# [DIRECTIONS]
A partial copy is required: transcribe exactly the lines from the one containing "Extract the structured" through the last line below, without any pictures.

# [TASK DATA]
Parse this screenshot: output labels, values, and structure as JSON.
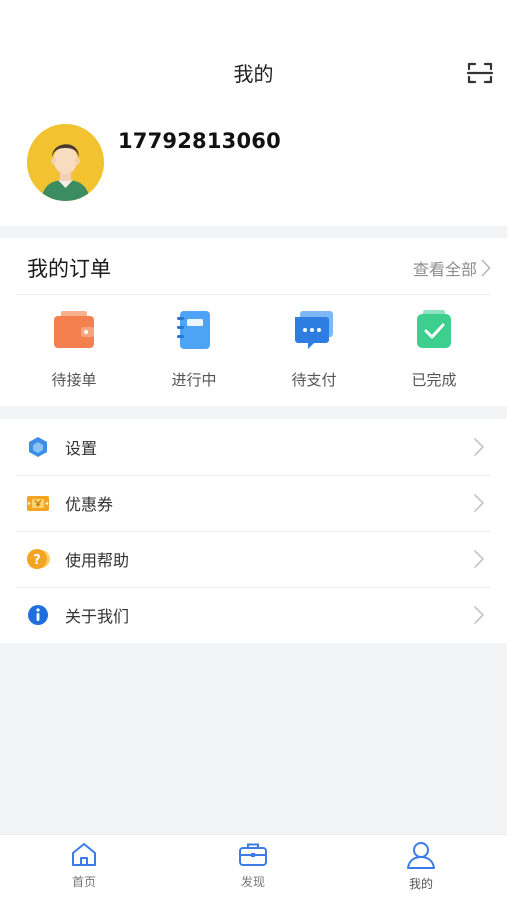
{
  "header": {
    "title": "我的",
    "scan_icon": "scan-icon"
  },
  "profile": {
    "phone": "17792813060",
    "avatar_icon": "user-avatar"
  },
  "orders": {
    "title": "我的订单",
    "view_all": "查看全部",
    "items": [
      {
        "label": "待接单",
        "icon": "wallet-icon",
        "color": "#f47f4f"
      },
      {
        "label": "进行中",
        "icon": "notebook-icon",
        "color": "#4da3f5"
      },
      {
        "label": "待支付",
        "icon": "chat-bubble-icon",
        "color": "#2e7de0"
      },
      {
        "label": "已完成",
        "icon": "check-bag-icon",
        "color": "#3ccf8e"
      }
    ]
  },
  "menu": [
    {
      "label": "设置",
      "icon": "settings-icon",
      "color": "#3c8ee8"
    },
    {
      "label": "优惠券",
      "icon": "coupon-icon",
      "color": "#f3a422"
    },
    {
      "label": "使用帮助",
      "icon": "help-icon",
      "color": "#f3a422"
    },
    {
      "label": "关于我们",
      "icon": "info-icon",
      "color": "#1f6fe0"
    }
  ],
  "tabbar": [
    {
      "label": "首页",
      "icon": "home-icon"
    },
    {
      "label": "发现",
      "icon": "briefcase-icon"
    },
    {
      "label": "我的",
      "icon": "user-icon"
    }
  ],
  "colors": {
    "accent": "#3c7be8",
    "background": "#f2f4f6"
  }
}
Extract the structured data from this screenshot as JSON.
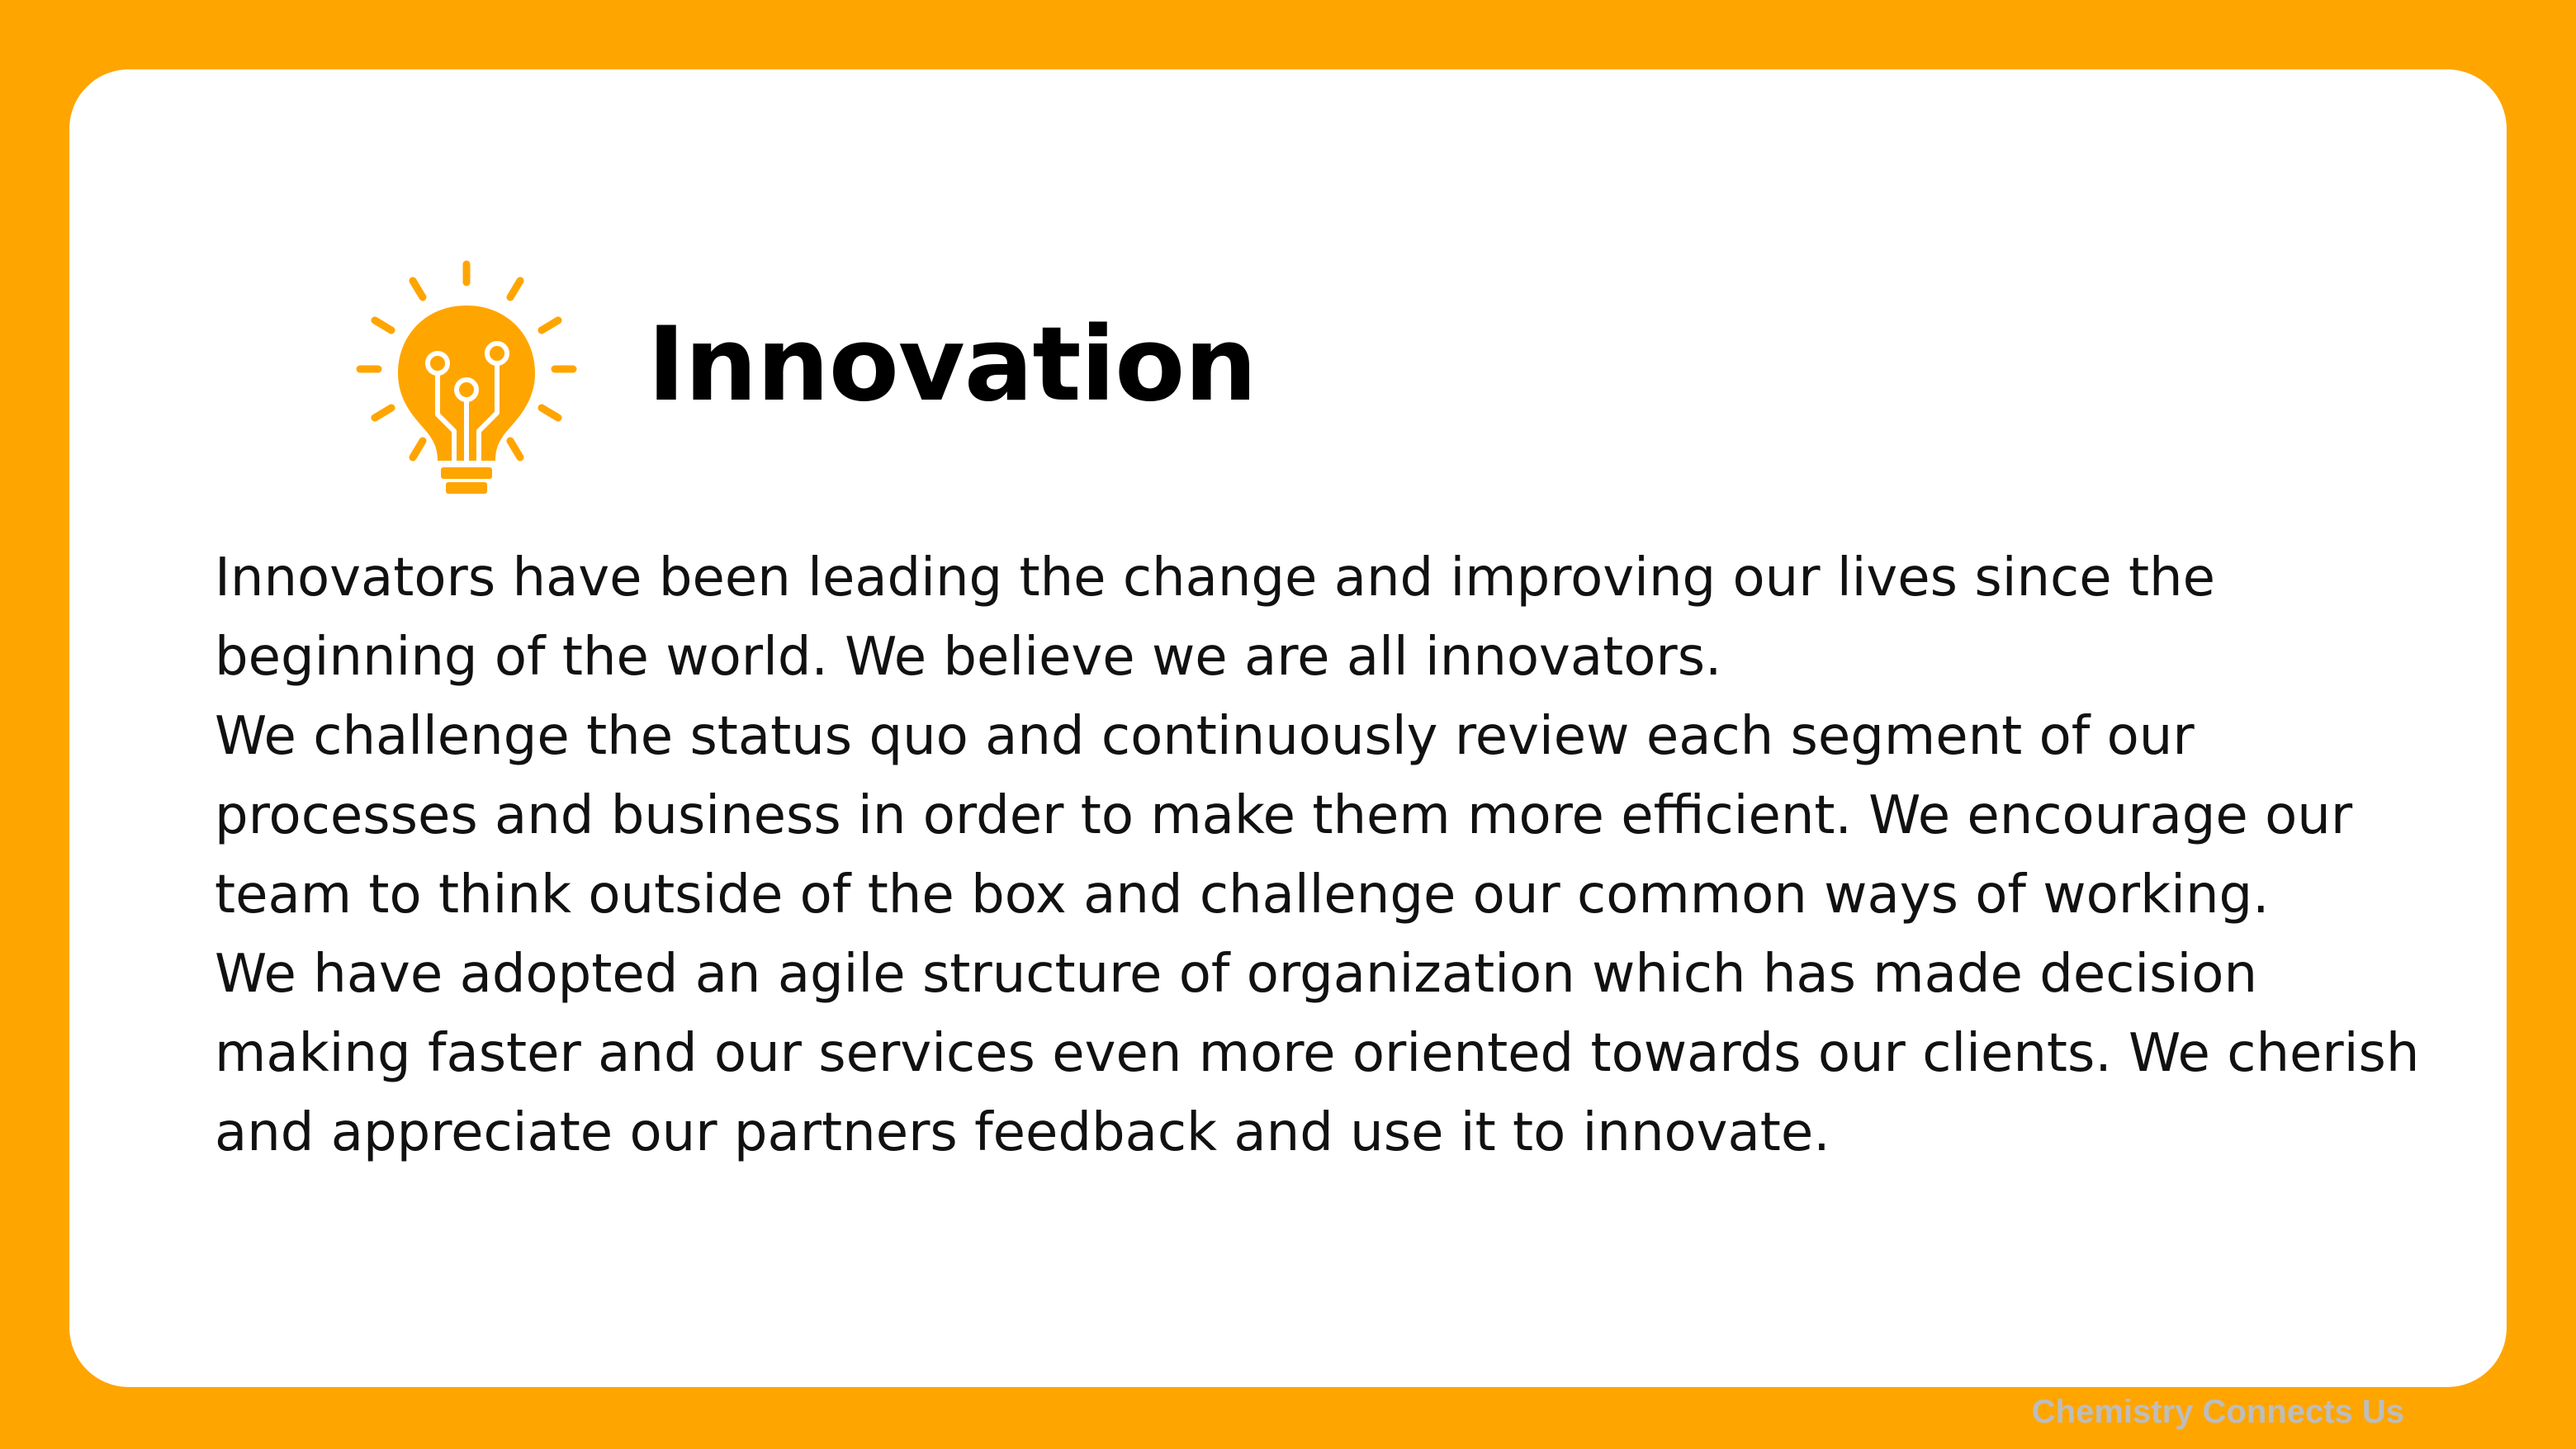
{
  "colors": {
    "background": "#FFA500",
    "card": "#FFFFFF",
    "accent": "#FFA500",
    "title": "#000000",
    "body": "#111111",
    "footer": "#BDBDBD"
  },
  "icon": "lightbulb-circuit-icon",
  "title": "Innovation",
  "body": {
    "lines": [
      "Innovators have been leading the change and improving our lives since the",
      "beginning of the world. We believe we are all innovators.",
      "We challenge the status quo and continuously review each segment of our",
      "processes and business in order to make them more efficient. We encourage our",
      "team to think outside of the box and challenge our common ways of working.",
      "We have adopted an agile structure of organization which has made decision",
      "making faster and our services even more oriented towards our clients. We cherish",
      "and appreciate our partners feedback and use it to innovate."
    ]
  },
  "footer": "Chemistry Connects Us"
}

# [TASK RESULT]
Extract the structured data from this screenshot as JSON.
{
  "colors": {
    "background": "#FFA500",
    "card": "#FFFFFF",
    "accent": "#FFA500",
    "title": "#000000",
    "body": "#111111",
    "footer": "#BDBDBD"
  },
  "icon": "lightbulb-circuit-icon",
  "title": "Innovation",
  "body": {
    "lines": [
      "Innovators have been leading the change and improving our lives since the",
      "beginning of the world. We believe we are all innovators.",
      "We challenge the status quo and continuously review each segment of our",
      "processes and business in order to make them more efficient. We encourage our",
      "team to think outside of the box and challenge our common ways of working.",
      "We have adopted an agile structure of organization which has made decision",
      "making faster and our services even more oriented towards our clients. We cherish",
      "and appreciate our partners feedback and use it to innovate."
    ]
  },
  "footer": "Chemistry Connects Us"
}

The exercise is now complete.